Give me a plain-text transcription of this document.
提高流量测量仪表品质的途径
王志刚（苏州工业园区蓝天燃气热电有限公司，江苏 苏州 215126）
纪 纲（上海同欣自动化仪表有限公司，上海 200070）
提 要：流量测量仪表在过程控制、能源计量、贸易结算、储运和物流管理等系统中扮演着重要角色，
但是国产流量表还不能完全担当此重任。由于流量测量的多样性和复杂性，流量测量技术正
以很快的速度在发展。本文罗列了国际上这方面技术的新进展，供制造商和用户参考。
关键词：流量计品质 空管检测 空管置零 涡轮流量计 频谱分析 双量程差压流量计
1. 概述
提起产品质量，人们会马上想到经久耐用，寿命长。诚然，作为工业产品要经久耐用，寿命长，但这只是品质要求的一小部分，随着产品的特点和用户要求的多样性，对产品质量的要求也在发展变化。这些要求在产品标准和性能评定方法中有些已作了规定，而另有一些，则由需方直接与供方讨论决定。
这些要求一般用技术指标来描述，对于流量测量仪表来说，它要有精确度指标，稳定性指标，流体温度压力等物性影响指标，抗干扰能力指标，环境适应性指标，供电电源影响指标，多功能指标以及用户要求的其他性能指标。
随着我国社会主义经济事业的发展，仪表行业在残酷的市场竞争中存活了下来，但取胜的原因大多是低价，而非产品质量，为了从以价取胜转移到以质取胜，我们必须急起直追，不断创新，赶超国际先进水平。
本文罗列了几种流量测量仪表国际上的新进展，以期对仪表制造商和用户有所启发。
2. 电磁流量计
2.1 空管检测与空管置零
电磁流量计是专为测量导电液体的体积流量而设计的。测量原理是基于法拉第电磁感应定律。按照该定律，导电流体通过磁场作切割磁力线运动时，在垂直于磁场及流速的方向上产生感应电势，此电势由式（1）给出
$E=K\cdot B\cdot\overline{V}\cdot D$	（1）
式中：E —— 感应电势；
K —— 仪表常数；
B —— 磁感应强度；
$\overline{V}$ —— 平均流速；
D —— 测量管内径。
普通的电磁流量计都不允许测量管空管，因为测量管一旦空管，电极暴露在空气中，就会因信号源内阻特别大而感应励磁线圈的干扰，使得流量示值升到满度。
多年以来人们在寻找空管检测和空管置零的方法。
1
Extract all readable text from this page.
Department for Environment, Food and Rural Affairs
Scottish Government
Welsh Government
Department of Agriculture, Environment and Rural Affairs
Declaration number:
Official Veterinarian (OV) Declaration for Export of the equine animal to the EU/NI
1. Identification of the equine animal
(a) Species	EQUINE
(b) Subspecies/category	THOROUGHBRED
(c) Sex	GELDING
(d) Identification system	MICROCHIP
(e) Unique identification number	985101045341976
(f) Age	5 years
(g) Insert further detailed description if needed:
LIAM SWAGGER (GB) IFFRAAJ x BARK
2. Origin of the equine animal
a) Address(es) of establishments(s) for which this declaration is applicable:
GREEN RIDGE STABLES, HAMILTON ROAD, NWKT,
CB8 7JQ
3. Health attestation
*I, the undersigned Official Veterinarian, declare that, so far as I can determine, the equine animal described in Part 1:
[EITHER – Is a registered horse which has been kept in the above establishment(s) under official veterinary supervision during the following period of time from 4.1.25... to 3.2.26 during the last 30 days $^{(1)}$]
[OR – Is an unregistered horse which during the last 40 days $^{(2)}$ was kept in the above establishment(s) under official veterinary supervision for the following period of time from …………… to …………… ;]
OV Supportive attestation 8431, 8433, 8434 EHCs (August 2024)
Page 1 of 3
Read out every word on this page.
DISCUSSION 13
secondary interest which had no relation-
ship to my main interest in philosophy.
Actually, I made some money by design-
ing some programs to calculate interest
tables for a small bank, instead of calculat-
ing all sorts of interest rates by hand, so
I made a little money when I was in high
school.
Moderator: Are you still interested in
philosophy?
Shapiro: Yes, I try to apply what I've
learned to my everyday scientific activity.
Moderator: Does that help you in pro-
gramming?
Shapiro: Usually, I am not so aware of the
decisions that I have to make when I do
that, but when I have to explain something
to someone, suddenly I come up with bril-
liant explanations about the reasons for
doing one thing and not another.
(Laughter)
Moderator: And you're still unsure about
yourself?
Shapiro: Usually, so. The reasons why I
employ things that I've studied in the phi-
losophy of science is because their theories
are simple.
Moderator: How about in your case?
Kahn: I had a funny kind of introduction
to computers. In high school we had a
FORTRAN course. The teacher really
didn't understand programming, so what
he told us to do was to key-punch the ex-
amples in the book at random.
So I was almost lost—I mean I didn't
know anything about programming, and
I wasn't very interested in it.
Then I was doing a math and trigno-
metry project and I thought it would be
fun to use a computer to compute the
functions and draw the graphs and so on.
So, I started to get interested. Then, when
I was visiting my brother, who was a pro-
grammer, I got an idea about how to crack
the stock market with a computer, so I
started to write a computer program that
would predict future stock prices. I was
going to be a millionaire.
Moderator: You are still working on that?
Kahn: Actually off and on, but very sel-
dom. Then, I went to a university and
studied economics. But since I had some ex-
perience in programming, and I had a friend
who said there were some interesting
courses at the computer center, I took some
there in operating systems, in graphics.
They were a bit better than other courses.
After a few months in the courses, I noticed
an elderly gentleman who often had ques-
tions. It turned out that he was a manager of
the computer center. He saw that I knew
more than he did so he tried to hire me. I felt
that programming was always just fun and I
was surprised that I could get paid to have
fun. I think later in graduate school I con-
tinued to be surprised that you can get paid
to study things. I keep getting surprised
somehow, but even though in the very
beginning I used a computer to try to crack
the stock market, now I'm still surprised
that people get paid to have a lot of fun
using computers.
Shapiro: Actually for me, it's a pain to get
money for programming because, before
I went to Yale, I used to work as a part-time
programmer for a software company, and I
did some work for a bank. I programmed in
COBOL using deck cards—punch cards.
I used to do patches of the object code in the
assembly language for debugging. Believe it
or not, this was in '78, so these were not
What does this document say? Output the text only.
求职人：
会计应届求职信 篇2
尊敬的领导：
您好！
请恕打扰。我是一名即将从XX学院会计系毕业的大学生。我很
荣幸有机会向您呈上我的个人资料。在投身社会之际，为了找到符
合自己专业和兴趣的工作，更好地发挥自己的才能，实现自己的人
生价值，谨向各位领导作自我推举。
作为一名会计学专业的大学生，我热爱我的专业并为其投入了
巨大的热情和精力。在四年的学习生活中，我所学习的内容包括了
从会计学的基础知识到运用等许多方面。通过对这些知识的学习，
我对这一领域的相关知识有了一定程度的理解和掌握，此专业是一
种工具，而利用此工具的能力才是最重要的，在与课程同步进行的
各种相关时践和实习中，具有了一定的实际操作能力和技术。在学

........

> **OBJECTIVE**
From the listing above, collect each line in which the string "period" appears.

> **SOLVED PROBLEM**
[EITHER – Is a registered horse which has been kept in the above establishment(s) under official veterinary supervision during the following period of time from 4.1.25... to 3.2.26 during the last 30 days $^{(1)}$]
[OR – Is an unregistered horse which during the last 40 days $^{(2)}$ was kept in the above establishment(s) under official veterinary supervision for the following period of time from …………… to …………… ;]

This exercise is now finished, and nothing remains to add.